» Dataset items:

>> begin

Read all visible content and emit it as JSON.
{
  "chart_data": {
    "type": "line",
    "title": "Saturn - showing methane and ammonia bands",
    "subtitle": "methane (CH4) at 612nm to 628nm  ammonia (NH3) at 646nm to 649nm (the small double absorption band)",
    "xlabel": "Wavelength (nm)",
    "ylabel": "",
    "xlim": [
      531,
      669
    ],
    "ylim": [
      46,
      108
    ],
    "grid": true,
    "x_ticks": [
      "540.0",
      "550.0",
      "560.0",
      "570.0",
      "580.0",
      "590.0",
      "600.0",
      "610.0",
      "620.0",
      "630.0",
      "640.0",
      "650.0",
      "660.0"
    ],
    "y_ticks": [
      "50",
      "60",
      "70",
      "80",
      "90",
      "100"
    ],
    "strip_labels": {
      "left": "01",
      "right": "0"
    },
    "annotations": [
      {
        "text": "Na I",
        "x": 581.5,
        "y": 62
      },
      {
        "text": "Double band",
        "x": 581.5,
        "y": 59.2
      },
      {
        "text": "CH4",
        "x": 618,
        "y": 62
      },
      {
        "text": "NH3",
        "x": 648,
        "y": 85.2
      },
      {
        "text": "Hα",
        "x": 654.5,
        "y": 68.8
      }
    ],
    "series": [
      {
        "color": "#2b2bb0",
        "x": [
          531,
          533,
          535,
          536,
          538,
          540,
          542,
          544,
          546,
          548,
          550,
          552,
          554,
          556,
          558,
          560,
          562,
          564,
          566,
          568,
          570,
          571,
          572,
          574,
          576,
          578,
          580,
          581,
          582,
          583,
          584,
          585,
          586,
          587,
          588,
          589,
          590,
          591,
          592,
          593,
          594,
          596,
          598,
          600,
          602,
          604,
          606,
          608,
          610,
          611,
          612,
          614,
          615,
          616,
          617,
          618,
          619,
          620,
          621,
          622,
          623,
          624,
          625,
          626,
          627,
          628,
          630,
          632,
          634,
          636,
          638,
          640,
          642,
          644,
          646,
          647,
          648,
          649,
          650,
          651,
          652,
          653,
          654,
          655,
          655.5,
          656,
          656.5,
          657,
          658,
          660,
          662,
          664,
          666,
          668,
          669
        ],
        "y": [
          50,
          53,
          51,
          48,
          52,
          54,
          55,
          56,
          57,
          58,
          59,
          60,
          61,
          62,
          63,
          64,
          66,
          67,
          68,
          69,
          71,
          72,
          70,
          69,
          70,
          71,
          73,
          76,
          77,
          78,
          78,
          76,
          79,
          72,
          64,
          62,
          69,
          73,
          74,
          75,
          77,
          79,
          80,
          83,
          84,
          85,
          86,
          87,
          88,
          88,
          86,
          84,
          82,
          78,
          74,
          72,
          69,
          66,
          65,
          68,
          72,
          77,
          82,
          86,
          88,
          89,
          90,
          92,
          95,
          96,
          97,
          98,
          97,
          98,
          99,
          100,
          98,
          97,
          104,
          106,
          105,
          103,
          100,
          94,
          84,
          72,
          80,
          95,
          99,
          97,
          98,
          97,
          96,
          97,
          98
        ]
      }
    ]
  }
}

>> end

» Exercise aim: In the entries above, count each line holding "methane" and report the total and nothing more.

» The answer: 2